_Job_. Reproduce each line of the listing exactly.

_Records shown_.
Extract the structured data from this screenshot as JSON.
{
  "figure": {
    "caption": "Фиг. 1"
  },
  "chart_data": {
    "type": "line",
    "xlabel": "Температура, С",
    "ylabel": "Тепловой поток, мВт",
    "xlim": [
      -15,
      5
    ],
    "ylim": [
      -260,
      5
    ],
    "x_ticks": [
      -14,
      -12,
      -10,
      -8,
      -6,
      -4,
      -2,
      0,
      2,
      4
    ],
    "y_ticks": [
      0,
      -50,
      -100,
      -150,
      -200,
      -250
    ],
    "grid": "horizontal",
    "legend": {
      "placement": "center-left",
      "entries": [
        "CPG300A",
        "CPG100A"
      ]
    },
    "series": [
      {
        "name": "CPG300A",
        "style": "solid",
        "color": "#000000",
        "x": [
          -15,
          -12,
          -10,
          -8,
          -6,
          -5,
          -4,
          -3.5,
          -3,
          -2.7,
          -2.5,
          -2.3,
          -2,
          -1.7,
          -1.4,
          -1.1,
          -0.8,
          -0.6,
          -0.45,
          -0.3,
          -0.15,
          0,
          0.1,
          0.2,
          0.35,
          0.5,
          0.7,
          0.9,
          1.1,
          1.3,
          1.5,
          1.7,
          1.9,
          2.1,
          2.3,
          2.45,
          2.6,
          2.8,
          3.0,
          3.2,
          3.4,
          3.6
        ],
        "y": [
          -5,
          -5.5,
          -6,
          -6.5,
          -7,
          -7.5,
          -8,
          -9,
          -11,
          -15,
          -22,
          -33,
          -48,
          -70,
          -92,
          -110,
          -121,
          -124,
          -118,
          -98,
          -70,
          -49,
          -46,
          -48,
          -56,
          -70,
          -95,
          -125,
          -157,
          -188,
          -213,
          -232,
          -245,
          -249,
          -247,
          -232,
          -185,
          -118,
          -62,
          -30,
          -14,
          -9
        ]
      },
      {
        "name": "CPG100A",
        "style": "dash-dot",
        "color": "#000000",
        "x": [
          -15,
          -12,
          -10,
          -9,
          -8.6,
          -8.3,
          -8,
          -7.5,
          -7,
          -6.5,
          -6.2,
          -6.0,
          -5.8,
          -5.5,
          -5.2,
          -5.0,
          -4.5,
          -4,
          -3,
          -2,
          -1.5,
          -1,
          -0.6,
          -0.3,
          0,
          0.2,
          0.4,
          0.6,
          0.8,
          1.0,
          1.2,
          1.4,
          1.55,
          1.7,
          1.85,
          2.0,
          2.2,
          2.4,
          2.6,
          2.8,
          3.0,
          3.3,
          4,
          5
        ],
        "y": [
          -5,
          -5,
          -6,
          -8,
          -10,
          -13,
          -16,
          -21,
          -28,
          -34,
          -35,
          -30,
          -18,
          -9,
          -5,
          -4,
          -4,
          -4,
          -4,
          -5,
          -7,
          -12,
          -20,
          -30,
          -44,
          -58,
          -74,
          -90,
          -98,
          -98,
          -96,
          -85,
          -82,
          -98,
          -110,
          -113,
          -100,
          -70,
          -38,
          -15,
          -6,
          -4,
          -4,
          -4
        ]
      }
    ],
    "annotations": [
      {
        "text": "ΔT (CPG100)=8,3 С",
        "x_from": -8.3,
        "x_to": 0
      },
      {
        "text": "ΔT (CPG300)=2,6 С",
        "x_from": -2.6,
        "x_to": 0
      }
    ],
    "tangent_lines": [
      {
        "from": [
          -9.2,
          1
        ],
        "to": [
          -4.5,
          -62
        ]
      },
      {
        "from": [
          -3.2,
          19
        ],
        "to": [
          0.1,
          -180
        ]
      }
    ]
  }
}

_Solved exercise_.
Extract the structured data from this screenshot as JSON.
{
  "figure": {
    "caption": "Фиг. 1"
  },
  "chart_data": {
    "type": "line",
    "xlabel": "Температура, С",
    "ylabel": "Тепловой поток, мВт",
    "xlim": [
      -15,
      5
    ],
    "ylim": [
      -260,
      5
    ],
    "x_ticks": [
      -14,
      -12,
      -10,
      -8,
      -6,
      -4,
      -2,
      0,
      2,
      4
    ],
    "y_ticks": [
      0,
      -50,
      -100,
      -150,
      -200,
      -250
    ],
    "grid": "horizontal",
    "legend": {
      "placement": "center-left",
      "entries": [
        "CPG300A",
        "CPG100A"
      ]
    },
    "series": [
      {
        "name": "CPG300A",
        "style": "solid",
        "color": "#000000",
        "x": [
          -15,
          -12,
          -10,
          -8,
          -6,
          -5,
          -4,
          -3.5,
          -3,
          -2.7,
          -2.5,
          -2.3,
          -2,
          -1.7,
          -1.4,
          -1.1,
          -0.8,
          -0.6,
          -0.45,
          -0.3,
          -0.15,
          0,
          0.1,
          0.2,
          0.35,
          0.5,
          0.7,
          0.9,
          1.1,
          1.3,
          1.5,
          1.7,
          1.9,
          2.1,
          2.3,
          2.45,
          2.6,
          2.8,
          3.0,
          3.2,
          3.4,
          3.6
        ],
        "y": [
          -5,
          -5.5,
          -6,
          -6.5,
          -7,
          -7.5,
          -8,
          -9,
          -11,
          -15,
          -22,
          -33,
          -48,
          -70,
          -92,
          -110,
          -121,
          -124,
          -118,
          -98,
          -70,
          -49,
          -46,
          -48,
          -56,
          -70,
          -95,
          -125,
          -157,
          -188,
          -213,
          -232,
          -245,
          -249,
          -247,
          -232,
          -185,
          -118,
          -62,
          -30,
          -14,
          -9
        ]
      },
      {
        "name": "CPG100A",
        "style": "dash-dot",
        "color": "#000000",
        "x": [
          -15,
          -12,
          -10,
          -9,
          -8.6,
          -8.3,
          -8,
          -7.5,
          -7,
          -6.5,
          -6.2,
          -6.0,
          -5.8,
          -5.5,
          -5.2,
          -5.0,
          -4.5,
          -4,
          -3,
          -2,
          -1.5,
          -1,
          -0.6,
          -0.3,
          0,
          0.2,
          0.4,
          0.6,
          0.8,
          1.0,
          1.2,
          1.4,
          1.55,
          1.7,
          1.85,
          2.0,
          2.2,
          2.4,
          2.6,
          2.8,
          3.0,
          3.3,
          4,
          5
        ],
        "y": [
          -5,
          -5,
          -6,
          -8,
          -10,
          -13,
          -16,
          -21,
          -28,
          -34,
          -35,
          -30,
          -18,
          -9,
          -5,
          -4,
          -4,
          -4,
          -4,
          -5,
          -7,
          -12,
          -20,
          -30,
          -44,
          -58,
          -74,
          -90,
          -98,
          -98,
          -96,
          -85,
          -82,
          -98,
          -110,
          -113,
          -100,
          -70,
          -38,
          -15,
          -6,
          -4,
          -4,
          -4
        ]
      }
    ],
    "annotations": [
      {
        "text": "ΔT (CPG100)=8,3 С",
        "x_from": -8.3,
        "x_to": 0
      },
      {
        "text": "ΔT (CPG300)=2,6 С",
        "x_from": -2.6,
        "x_to": 0
      }
    ],
    "tangent_lines": [
      {
        "from": [
          -9.2,
          1
        ],
        "to": [
          -4.5,
          -62
        ]
      },
      {
        "from": [
          -3.2,
          19
        ],
        "to": [
          0.1,
          -180
        ]
      }
    ]
  }
}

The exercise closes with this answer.